| SET TASK |
Transcribe every one of the following items verbatim, reproducing each line without alteration.

■ ■ ■

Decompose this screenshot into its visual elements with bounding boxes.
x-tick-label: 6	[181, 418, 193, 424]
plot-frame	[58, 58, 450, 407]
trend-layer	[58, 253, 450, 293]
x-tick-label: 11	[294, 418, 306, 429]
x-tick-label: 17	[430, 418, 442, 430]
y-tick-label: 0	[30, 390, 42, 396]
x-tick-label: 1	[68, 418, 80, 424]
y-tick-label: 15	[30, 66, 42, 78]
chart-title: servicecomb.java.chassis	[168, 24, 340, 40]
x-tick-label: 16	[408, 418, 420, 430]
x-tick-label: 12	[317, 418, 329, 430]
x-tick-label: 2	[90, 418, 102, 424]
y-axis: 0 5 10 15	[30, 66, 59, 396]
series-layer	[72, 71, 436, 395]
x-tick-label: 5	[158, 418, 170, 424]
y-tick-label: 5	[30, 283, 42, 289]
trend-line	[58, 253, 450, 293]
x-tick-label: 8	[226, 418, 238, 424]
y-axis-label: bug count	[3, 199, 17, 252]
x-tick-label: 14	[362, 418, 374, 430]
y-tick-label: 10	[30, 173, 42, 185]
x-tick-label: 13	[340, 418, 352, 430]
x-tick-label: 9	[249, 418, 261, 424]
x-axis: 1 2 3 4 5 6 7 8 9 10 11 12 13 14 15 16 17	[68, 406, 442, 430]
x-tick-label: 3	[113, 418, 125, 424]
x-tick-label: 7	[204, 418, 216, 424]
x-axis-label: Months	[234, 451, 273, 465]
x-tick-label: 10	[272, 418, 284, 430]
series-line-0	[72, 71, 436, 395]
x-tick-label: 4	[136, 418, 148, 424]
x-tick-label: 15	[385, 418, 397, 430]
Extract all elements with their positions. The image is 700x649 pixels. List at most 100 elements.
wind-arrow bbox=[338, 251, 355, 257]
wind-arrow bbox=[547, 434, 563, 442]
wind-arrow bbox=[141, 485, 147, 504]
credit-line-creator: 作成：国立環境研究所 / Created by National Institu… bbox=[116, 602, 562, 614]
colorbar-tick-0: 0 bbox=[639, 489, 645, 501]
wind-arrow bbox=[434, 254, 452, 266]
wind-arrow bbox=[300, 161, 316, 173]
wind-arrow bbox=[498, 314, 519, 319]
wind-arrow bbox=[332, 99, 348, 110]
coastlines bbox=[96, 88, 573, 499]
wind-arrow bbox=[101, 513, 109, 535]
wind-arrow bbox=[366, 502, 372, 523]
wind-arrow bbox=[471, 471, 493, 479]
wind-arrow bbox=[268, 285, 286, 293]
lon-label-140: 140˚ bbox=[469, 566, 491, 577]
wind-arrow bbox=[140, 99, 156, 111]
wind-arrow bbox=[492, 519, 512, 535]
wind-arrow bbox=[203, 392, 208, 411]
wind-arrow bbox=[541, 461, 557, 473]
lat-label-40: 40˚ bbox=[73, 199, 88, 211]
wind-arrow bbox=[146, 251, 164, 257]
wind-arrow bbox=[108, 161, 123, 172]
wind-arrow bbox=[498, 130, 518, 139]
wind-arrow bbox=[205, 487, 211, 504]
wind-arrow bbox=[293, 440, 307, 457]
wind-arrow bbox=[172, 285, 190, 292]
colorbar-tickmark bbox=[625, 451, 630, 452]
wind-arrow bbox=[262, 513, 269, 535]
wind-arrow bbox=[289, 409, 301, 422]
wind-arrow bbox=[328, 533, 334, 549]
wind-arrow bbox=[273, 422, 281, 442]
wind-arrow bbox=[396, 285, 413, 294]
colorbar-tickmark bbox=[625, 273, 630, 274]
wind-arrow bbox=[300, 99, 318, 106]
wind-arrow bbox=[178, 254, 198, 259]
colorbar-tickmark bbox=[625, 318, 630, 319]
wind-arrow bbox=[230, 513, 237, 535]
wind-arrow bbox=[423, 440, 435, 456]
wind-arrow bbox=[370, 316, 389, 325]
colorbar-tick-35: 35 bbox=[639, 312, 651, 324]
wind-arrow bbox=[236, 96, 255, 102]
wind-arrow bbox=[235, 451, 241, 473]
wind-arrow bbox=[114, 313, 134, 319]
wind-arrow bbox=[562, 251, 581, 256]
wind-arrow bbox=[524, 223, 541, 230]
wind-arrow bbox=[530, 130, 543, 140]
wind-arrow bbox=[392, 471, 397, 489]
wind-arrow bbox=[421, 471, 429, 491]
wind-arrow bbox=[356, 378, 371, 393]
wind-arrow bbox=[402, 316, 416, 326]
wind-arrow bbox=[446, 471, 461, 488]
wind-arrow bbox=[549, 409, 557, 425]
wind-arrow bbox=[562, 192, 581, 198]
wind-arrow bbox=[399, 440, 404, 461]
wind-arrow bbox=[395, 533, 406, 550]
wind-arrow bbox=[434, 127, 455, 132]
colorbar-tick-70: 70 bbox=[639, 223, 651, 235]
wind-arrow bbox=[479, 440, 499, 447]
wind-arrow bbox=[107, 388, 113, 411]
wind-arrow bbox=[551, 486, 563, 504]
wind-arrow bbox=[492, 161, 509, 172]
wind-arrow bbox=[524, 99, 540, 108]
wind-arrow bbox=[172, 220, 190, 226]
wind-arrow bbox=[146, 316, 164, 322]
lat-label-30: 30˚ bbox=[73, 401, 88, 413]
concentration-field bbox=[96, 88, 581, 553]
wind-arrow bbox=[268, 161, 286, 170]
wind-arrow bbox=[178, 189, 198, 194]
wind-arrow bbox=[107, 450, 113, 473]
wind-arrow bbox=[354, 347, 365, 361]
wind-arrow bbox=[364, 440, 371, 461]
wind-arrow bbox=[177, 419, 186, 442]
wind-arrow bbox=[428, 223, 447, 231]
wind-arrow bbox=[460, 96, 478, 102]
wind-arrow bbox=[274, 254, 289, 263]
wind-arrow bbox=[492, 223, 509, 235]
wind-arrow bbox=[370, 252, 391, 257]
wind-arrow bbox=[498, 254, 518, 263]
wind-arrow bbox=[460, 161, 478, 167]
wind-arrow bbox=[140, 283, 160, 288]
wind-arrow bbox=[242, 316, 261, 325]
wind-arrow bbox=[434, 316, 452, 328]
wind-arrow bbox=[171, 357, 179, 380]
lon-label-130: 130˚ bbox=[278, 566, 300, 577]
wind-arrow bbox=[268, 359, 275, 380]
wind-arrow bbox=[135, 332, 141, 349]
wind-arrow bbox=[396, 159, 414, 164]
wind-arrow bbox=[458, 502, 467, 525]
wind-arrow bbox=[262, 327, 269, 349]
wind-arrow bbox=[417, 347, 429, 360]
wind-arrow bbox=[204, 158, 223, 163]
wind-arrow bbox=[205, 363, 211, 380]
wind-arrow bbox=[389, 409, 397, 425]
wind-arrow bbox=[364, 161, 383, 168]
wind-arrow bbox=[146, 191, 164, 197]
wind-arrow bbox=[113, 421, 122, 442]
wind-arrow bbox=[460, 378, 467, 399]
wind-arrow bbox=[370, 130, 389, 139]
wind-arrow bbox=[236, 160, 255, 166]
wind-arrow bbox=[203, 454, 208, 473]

■ ■ ■

| ANSWER IN FULL |
Decompose this screenshot into its visual elements with bounding boxes.
x-tick-label: 6	[181, 418, 193, 424]
plot-frame	[58, 58, 450, 407]
trend-layer	[58, 253, 450, 293]
x-tick-label: 11	[294, 418, 306, 429]
x-tick-label: 17	[430, 418, 442, 430]
y-tick-label: 0	[30, 390, 42, 396]
x-tick-label: 1	[68, 418, 80, 424]
y-tick-label: 15	[30, 66, 42, 78]
chart-title: servicecomb.java.chassis	[168, 24, 340, 40]
x-tick-label: 16	[408, 418, 420, 430]
x-tick-label: 12	[317, 418, 329, 430]
x-tick-label: 2	[90, 418, 102, 424]
y-axis: 0 5 10 15	[30, 66, 59, 396]
series-layer	[72, 71, 436, 395]
x-tick-label: 5	[158, 418, 170, 424]
y-tick-label: 5	[30, 283, 42, 289]
trend-line	[58, 253, 450, 293]
x-tick-label: 8	[226, 418, 238, 424]
y-axis-label: bug count	[3, 199, 17, 252]
x-tick-label: 14	[362, 418, 374, 430]
y-tick-label: 10	[30, 173, 42, 185]
x-tick-label: 13	[340, 418, 352, 430]
x-tick-label: 9	[249, 418, 261, 424]
x-axis: 1 2 3 4 5 6 7 8 9 10 11 12 13 14 15 16 17	[68, 406, 442, 430]
x-tick-label: 3	[113, 418, 125, 424]
x-tick-label: 7	[204, 418, 216, 424]
x-axis-label: Months	[234, 451, 273, 465]
x-tick-label: 10	[272, 418, 284, 430]
series-line-0	[72, 71, 436, 395]
x-tick-label: 4	[136, 418, 148, 424]
x-tick-label: 15	[385, 418, 397, 430]
Extract all elements with their positions. The image is 700x649 pixels. List at most 100 elements.
wind-arrow bbox=[338, 251, 355, 257]
wind-arrow bbox=[547, 434, 563, 442]
wind-arrow bbox=[141, 485, 147, 504]
credit-line-creator: 作成：国立環境研究所 / Created by National Institu… bbox=[116, 602, 562, 614]
colorbar-tick-0: 0 bbox=[639, 489, 645, 501]
wind-arrow bbox=[434, 254, 452, 266]
wind-arrow bbox=[300, 161, 316, 173]
wind-arrow bbox=[498, 314, 519, 319]
wind-arrow bbox=[332, 99, 348, 110]
coastlines bbox=[96, 88, 573, 499]
wind-arrow bbox=[101, 513, 109, 535]
wind-arrow bbox=[366, 502, 372, 523]
wind-arrow bbox=[471, 471, 493, 479]
wind-arrow bbox=[268, 285, 286, 293]
lon-label-140: 140˚ bbox=[469, 566, 491, 577]
wind-arrow bbox=[140, 99, 156, 111]
wind-arrow bbox=[492, 519, 512, 535]
wind-arrow bbox=[203, 392, 208, 411]
wind-arrow bbox=[541, 461, 557, 473]
lat-label-40: 40˚ bbox=[73, 199, 88, 211]
wind-arrow bbox=[146, 251, 164, 257]
wind-arrow bbox=[108, 161, 123, 172]
wind-arrow bbox=[498, 130, 518, 139]
wind-arrow bbox=[205, 487, 211, 504]
wind-arrow bbox=[293, 440, 307, 457]
wind-arrow bbox=[172, 285, 190, 292]
colorbar-tickmark bbox=[625, 451, 630, 452]
wind-arrow bbox=[262, 513, 269, 535]
wind-arrow bbox=[289, 409, 301, 422]
wind-arrow bbox=[328, 533, 334, 549]
wind-arrow bbox=[273, 422, 281, 442]
wind-arrow bbox=[396, 285, 413, 294]
colorbar-tickmark bbox=[625, 273, 630, 274]
wind-arrow bbox=[300, 99, 318, 106]
wind-arrow bbox=[178, 254, 198, 259]
colorbar-tickmark bbox=[625, 318, 630, 319]
wind-arrow bbox=[230, 513, 237, 535]
wind-arrow bbox=[423, 440, 435, 456]
wind-arrow bbox=[370, 316, 389, 325]
colorbar-tick-35: 35 bbox=[639, 312, 651, 324]
wind-arrow bbox=[236, 96, 255, 102]
wind-arrow bbox=[235, 451, 241, 473]
wind-arrow bbox=[114, 313, 134, 319]
wind-arrow bbox=[562, 251, 581, 256]
wind-arrow bbox=[524, 223, 541, 230]
wind-arrow bbox=[530, 130, 543, 140]
wind-arrow bbox=[392, 471, 397, 489]
wind-arrow bbox=[421, 471, 429, 491]
wind-arrow bbox=[356, 378, 371, 393]
wind-arrow bbox=[402, 316, 416, 326]
wind-arrow bbox=[446, 471, 461, 488]
wind-arrow bbox=[549, 409, 557, 425]
wind-arrow bbox=[562, 192, 581, 198]
wind-arrow bbox=[399, 440, 404, 461]
wind-arrow bbox=[395, 533, 406, 550]
wind-arrow bbox=[434, 127, 455, 132]
colorbar-tick-70: 70 bbox=[639, 223, 651, 235]
wind-arrow bbox=[479, 440, 499, 447]
wind-arrow bbox=[107, 388, 113, 411]
wind-arrow bbox=[551, 486, 563, 504]
wind-arrow bbox=[492, 161, 509, 172]
wind-arrow bbox=[524, 99, 540, 108]
wind-arrow bbox=[172, 220, 190, 226]
wind-arrow bbox=[146, 316, 164, 322]
lat-label-30: 30˚ bbox=[73, 401, 88, 413]
concentration-field bbox=[96, 88, 581, 553]
wind-arrow bbox=[268, 161, 286, 170]
wind-arrow bbox=[178, 189, 198, 194]
wind-arrow bbox=[107, 450, 113, 473]
wind-arrow bbox=[354, 347, 365, 361]
wind-arrow bbox=[364, 440, 371, 461]
wind-arrow bbox=[177, 419, 186, 442]
wind-arrow bbox=[428, 223, 447, 231]
wind-arrow bbox=[460, 96, 478, 102]
wind-arrow bbox=[274, 254, 289, 263]
wind-arrow bbox=[492, 223, 509, 235]
wind-arrow bbox=[370, 252, 391, 257]
wind-arrow bbox=[498, 254, 518, 263]
wind-arrow bbox=[460, 161, 478, 167]
wind-arrow bbox=[140, 283, 160, 288]
wind-arrow bbox=[242, 316, 261, 325]
wind-arrow bbox=[434, 316, 452, 328]
wind-arrow bbox=[171, 357, 179, 380]
lon-label-130: 130˚ bbox=[278, 566, 300, 577]
wind-arrow bbox=[268, 359, 275, 380]
wind-arrow bbox=[135, 332, 141, 349]
wind-arrow bbox=[396, 159, 414, 164]
wind-arrow bbox=[458, 502, 467, 525]
wind-arrow bbox=[262, 327, 269, 349]
wind-arrow bbox=[417, 347, 429, 360]
wind-arrow bbox=[204, 158, 223, 163]
wind-arrow bbox=[205, 363, 211, 380]
wind-arrow bbox=[389, 409, 397, 425]
wind-arrow bbox=[364, 161, 383, 168]
wind-arrow bbox=[146, 191, 164, 197]
wind-arrow bbox=[113, 421, 122, 442]
wind-arrow bbox=[460, 378, 467, 399]
wind-arrow bbox=[370, 130, 389, 139]
wind-arrow bbox=[236, 160, 255, 166]
wind-arrow bbox=[203, 454, 208, 473]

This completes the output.